Objective: Scan the material that follows. Copy every line containing the word "JSON".

Extracted entries:
• • • • • • •
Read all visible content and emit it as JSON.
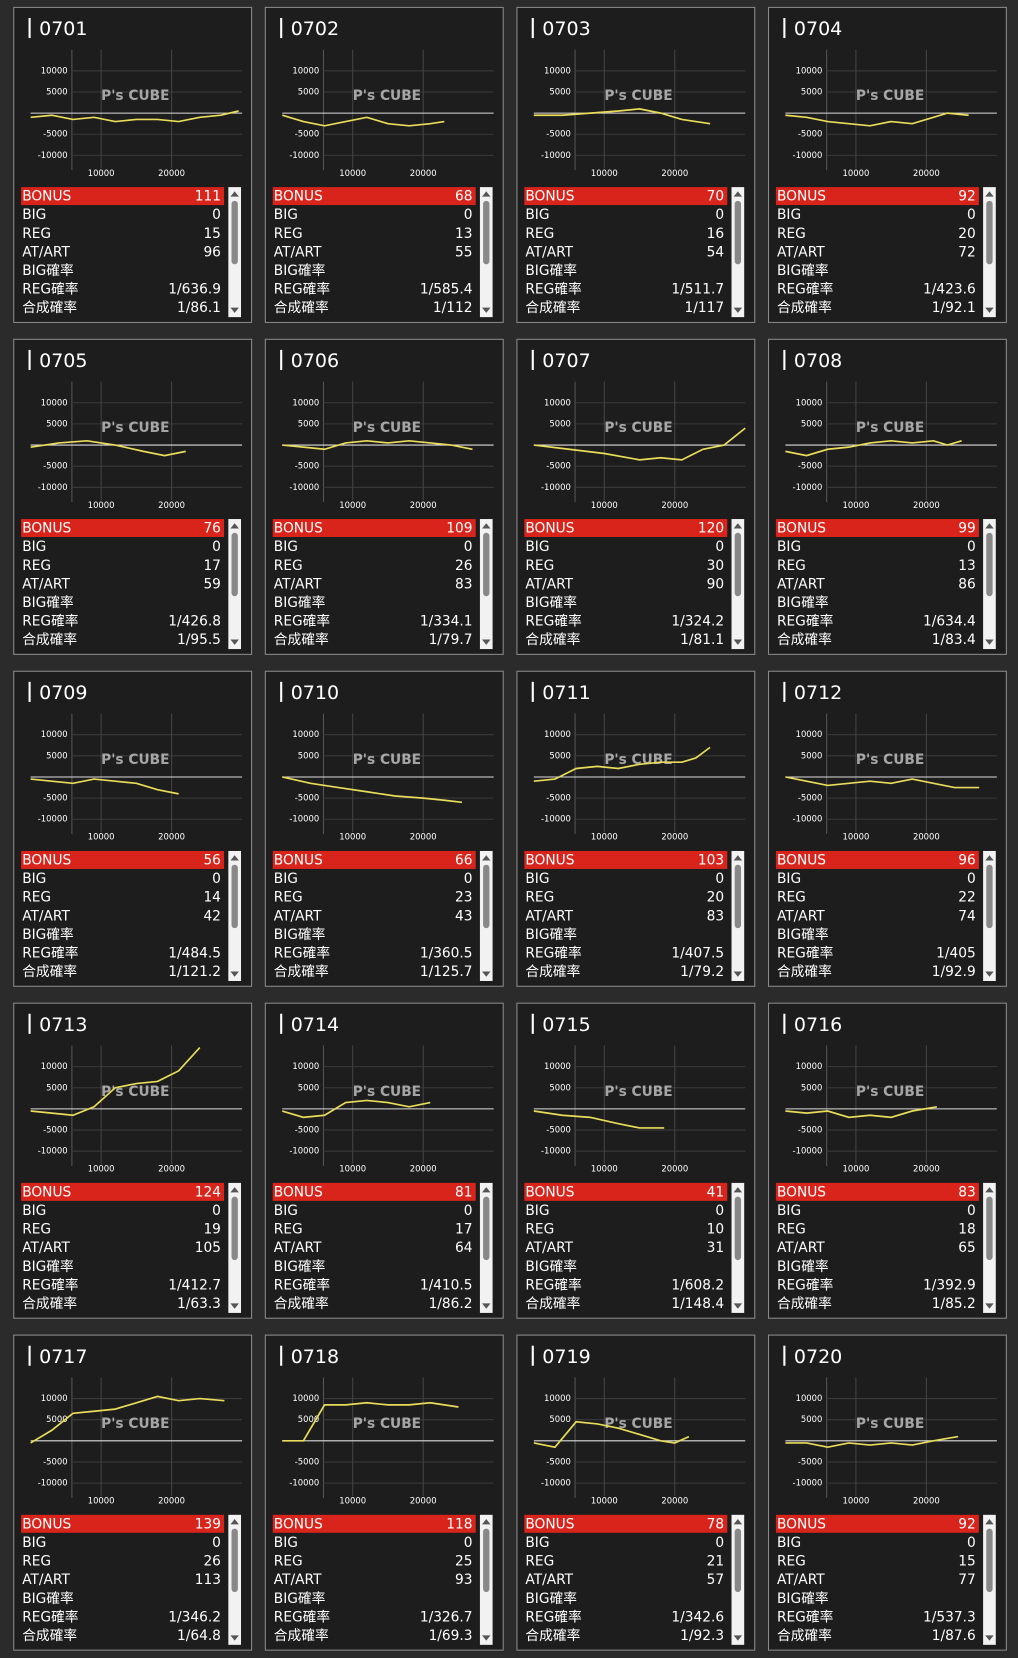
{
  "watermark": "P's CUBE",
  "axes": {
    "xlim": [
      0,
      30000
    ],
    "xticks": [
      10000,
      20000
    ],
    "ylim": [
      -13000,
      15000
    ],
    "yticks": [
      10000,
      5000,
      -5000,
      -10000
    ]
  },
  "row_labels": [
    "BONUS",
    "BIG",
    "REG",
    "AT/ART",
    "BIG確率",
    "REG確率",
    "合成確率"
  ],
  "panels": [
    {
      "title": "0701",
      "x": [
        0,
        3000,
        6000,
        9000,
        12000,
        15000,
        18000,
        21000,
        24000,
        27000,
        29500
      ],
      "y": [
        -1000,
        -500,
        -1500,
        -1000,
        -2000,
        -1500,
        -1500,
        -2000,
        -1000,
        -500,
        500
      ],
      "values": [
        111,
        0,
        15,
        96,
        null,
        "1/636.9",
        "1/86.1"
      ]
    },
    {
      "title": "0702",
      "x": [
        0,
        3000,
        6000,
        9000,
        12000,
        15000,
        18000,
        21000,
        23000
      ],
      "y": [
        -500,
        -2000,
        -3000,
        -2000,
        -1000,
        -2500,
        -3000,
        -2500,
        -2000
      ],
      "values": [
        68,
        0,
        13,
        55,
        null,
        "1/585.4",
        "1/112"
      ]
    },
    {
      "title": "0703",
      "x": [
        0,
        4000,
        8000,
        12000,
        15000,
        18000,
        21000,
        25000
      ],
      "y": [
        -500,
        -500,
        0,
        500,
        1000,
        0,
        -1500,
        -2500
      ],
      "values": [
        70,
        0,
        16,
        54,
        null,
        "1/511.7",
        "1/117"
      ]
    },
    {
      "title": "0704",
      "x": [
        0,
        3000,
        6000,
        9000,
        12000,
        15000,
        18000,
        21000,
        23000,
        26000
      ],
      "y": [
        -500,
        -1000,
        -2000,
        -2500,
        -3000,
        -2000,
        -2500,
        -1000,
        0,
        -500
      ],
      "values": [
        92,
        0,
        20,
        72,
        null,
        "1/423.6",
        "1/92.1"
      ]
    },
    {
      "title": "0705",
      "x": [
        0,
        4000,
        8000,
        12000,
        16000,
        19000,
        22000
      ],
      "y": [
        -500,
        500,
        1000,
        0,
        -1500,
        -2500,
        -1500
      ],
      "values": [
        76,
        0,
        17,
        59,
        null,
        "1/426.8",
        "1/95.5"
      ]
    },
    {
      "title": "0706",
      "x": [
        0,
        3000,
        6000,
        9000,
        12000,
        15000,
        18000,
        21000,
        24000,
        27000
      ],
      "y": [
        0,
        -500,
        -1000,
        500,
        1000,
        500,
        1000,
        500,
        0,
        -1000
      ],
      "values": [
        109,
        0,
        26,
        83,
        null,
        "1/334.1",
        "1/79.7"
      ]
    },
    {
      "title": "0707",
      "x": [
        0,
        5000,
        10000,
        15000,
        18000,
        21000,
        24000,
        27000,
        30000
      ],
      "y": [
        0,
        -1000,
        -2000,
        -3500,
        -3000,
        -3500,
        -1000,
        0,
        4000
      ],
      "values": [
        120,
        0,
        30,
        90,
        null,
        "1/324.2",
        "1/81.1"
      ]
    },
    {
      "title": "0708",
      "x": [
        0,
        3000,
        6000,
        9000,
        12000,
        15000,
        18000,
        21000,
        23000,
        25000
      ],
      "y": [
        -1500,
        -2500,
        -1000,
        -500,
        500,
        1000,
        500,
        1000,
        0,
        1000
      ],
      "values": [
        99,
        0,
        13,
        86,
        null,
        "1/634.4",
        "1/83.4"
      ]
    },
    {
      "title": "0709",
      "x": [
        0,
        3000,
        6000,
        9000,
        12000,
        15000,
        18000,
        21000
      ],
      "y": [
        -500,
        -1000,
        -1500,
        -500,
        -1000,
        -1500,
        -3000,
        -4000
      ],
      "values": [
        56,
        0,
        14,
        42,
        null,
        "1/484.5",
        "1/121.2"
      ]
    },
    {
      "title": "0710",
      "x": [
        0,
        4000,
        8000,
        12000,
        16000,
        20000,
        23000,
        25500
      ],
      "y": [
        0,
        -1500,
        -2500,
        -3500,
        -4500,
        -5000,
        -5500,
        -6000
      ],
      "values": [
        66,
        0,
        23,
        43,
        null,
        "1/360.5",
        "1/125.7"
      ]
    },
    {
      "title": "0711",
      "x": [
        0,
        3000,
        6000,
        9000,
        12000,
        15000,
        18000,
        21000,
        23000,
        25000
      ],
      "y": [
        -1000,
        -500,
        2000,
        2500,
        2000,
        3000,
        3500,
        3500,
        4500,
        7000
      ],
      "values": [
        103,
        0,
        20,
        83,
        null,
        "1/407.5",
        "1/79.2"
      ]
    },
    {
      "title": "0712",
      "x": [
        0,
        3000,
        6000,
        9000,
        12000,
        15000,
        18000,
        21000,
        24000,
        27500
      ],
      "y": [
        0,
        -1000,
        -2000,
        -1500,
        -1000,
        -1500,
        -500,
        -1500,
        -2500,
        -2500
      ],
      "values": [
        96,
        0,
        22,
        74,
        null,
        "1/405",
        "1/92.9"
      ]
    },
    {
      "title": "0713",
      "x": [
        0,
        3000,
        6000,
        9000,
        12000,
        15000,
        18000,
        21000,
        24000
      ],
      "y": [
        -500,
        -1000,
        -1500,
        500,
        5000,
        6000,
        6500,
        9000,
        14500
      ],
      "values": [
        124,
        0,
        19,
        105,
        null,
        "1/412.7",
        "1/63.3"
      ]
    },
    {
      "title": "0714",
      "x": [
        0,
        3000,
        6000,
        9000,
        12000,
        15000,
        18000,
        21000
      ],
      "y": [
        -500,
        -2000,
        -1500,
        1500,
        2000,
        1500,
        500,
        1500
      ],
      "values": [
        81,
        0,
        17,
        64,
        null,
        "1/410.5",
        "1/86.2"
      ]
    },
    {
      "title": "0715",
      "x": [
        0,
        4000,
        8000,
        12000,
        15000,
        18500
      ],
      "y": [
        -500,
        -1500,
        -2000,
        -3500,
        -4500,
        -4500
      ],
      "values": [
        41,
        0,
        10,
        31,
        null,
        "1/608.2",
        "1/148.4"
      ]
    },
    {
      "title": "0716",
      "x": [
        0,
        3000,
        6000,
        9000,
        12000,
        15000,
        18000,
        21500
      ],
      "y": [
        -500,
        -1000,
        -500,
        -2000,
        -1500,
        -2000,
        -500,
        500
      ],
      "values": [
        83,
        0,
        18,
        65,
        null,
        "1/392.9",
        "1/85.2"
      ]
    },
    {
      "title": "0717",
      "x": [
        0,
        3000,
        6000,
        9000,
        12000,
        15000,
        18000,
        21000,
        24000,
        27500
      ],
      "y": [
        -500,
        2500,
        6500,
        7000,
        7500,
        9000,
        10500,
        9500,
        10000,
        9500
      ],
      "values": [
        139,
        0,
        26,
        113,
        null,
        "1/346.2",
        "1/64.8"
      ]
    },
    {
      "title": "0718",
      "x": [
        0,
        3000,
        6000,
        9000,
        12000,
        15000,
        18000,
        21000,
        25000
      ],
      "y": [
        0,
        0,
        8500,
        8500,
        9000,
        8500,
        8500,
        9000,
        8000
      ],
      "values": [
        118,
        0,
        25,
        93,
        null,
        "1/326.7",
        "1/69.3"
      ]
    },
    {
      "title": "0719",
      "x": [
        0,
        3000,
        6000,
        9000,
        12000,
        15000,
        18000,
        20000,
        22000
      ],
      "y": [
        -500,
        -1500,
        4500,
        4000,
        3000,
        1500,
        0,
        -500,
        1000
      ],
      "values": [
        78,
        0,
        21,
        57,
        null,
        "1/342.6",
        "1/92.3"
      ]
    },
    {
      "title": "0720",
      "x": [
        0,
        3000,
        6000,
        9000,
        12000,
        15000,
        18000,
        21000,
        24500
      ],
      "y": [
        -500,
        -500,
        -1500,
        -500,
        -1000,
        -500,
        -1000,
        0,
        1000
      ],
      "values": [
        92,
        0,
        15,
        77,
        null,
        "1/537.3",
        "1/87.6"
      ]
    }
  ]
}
• • • • • • •
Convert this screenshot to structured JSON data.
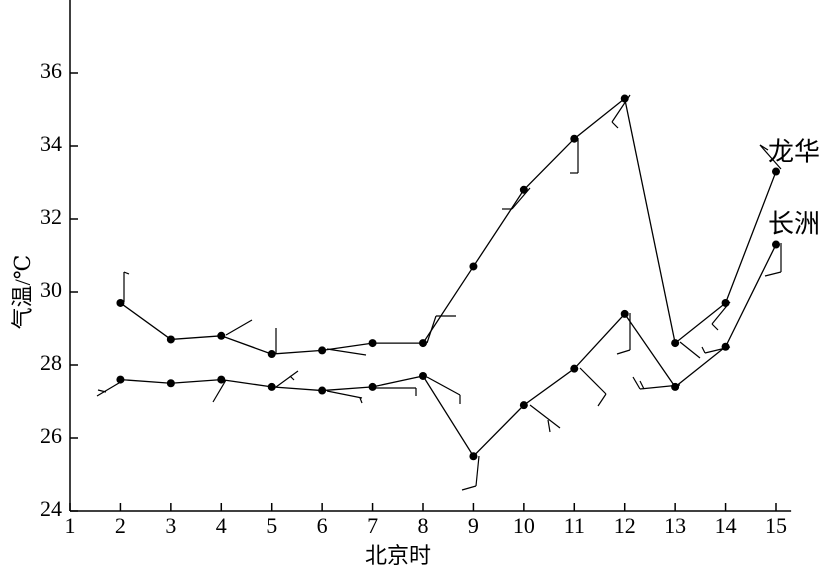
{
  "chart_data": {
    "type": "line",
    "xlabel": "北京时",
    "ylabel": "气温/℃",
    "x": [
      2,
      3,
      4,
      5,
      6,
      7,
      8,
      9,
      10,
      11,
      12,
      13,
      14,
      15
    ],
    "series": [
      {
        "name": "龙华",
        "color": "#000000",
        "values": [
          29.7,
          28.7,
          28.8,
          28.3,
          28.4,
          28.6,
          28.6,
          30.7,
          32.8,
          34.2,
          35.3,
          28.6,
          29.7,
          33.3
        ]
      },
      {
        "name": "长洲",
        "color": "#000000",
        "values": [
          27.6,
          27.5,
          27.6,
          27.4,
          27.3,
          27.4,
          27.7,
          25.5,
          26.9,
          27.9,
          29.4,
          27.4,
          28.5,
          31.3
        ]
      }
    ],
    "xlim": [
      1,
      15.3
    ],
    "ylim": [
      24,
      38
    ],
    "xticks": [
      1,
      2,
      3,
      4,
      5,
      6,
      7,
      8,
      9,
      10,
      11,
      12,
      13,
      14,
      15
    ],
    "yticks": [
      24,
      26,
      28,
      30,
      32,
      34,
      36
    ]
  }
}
• • • • • • •
Written reply:
Read all visible content and emit it as JSON.
Convert this screenshot to structured JSON data.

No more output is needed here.